- _PROVIDED RECORDS_:
★ ★ ★ ★ ★

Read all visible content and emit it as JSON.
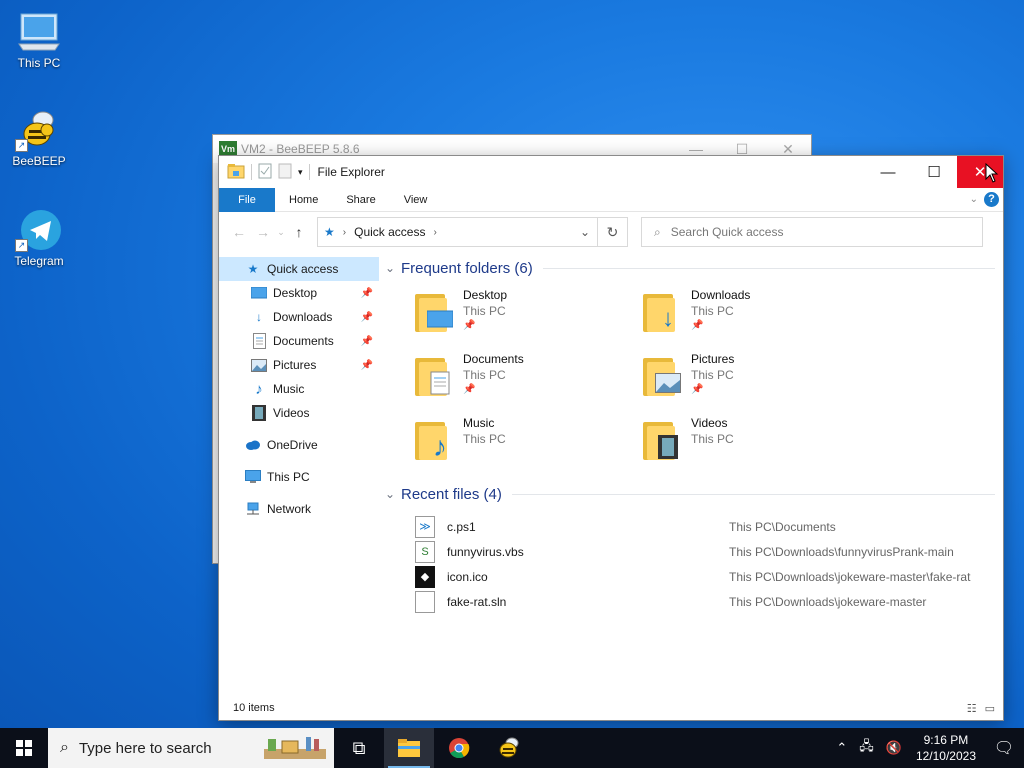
{
  "desktop": {
    "icons": [
      {
        "label": "This PC",
        "icon": "computer-icon"
      },
      {
        "label": "BeeBEEP",
        "icon": "bee-icon"
      },
      {
        "label": "Telegram",
        "icon": "telegram-icon"
      }
    ]
  },
  "background_window": {
    "badge": "Vm",
    "title": "VM2 - BeeBEEP 5.8.6"
  },
  "explorer": {
    "title": "File Explorer",
    "ribbon": {
      "file": "File",
      "home": "Home",
      "share": "Share",
      "view": "View"
    },
    "address": {
      "location": "Quick access"
    },
    "search": {
      "placeholder": "Search Quick access"
    },
    "nav": {
      "quick_access": "Quick access",
      "desktop": "Desktop",
      "downloads": "Downloads",
      "documents": "Documents",
      "pictures": "Pictures",
      "music": "Music",
      "videos": "Videos",
      "onedrive": "OneDrive",
      "this_pc": "This PC",
      "network": "Network"
    },
    "frequent": {
      "header": "Frequent folders (6)",
      "folders": [
        {
          "name": "Desktop",
          "location": "This PC",
          "pinned": true
        },
        {
          "name": "Downloads",
          "location": "This PC",
          "pinned": true
        },
        {
          "name": "Documents",
          "location": "This PC",
          "pinned": true
        },
        {
          "name": "Pictures",
          "location": "This PC",
          "pinned": true
        },
        {
          "name": "Music",
          "location": "This PC",
          "pinned": false
        },
        {
          "name": "Videos",
          "location": "This PC",
          "pinned": false
        }
      ]
    },
    "recent": {
      "header": "Recent files (4)",
      "files": [
        {
          "name": "c.ps1",
          "path": "This PC\\Documents"
        },
        {
          "name": "funnyvirus.vbs",
          "path": "This PC\\Downloads\\funnyvirusPrank-main"
        },
        {
          "name": "icon.ico",
          "path": "This PC\\Downloads\\jokeware-master\\fake-rat"
        },
        {
          "name": "fake-rat.sln",
          "path": "This PC\\Downloads\\jokeware-master"
        }
      ]
    },
    "status": {
      "items": "10 items"
    }
  },
  "taskbar": {
    "search_placeholder": "Type here to search",
    "time": "9:16 PM",
    "date": "12/10/2023"
  },
  "colors": {
    "accent": "#1979ca",
    "close_red": "#e81123",
    "selection": "#cce8ff",
    "folder_yellow": "#ffd66b"
  }
}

★ ★ ★ ★ ★

- _TASK TO COMPLETE_: The answer must be an exact copy of the records above, with the pictures left out.

- _SOLUTION TO THE PROBLEM_:
Read all visible content and emit it as JSON.
{
  "desktop": {
    "icons": [
      {
        "label": "This PC",
        "icon": "computer-icon"
      },
      {
        "label": "BeeBEEP",
        "icon": "bee-icon"
      },
      {
        "label": "Telegram",
        "icon": "telegram-icon"
      }
    ]
  },
  "background_window": {
    "badge": "Vm",
    "title": "VM2 - BeeBEEP 5.8.6"
  },
  "explorer": {
    "title": "File Explorer",
    "ribbon": {
      "file": "File",
      "home": "Home",
      "share": "Share",
      "view": "View"
    },
    "address": {
      "location": "Quick access"
    },
    "search": {
      "placeholder": "Search Quick access"
    },
    "nav": {
      "quick_access": "Quick access",
      "desktop": "Desktop",
      "downloads": "Downloads",
      "documents": "Documents",
      "pictures": "Pictures",
      "music": "Music",
      "videos": "Videos",
      "onedrive": "OneDrive",
      "this_pc": "This PC",
      "network": "Network"
    },
    "frequent": {
      "header": "Frequent folders (6)",
      "folders": [
        {
          "name": "Desktop",
          "location": "This PC",
          "pinned": true
        },
        {
          "name": "Downloads",
          "location": "This PC",
          "pinned": true
        },
        {
          "name": "Documents",
          "location": "This PC",
          "pinned": true
        },
        {
          "name": "Pictures",
          "location": "This PC",
          "pinned": true
        },
        {
          "name": "Music",
          "location": "This PC",
          "pinned": false
        },
        {
          "name": "Videos",
          "location": "This PC",
          "pinned": false
        }
      ]
    },
    "recent": {
      "header": "Recent files (4)",
      "files": [
        {
          "name": "c.ps1",
          "path": "This PC\\Documents"
        },
        {
          "name": "funnyvirus.vbs",
          "path": "This PC\\Downloads\\funnyvirusPrank-main"
        },
        {
          "name": "icon.ico",
          "path": "This PC\\Downloads\\jokeware-master\\fake-rat"
        },
        {
          "name": "fake-rat.sln",
          "path": "This PC\\Downloads\\jokeware-master"
        }
      ]
    },
    "status": {
      "items": "10 items"
    }
  },
  "taskbar": {
    "search_placeholder": "Type here to search",
    "time": "9:16 PM",
    "date": "12/10/2023"
  },
  "colors": {
    "accent": "#1979ca",
    "close_red": "#e81123",
    "selection": "#cce8ff",
    "folder_yellow": "#ffd66b"
  }
}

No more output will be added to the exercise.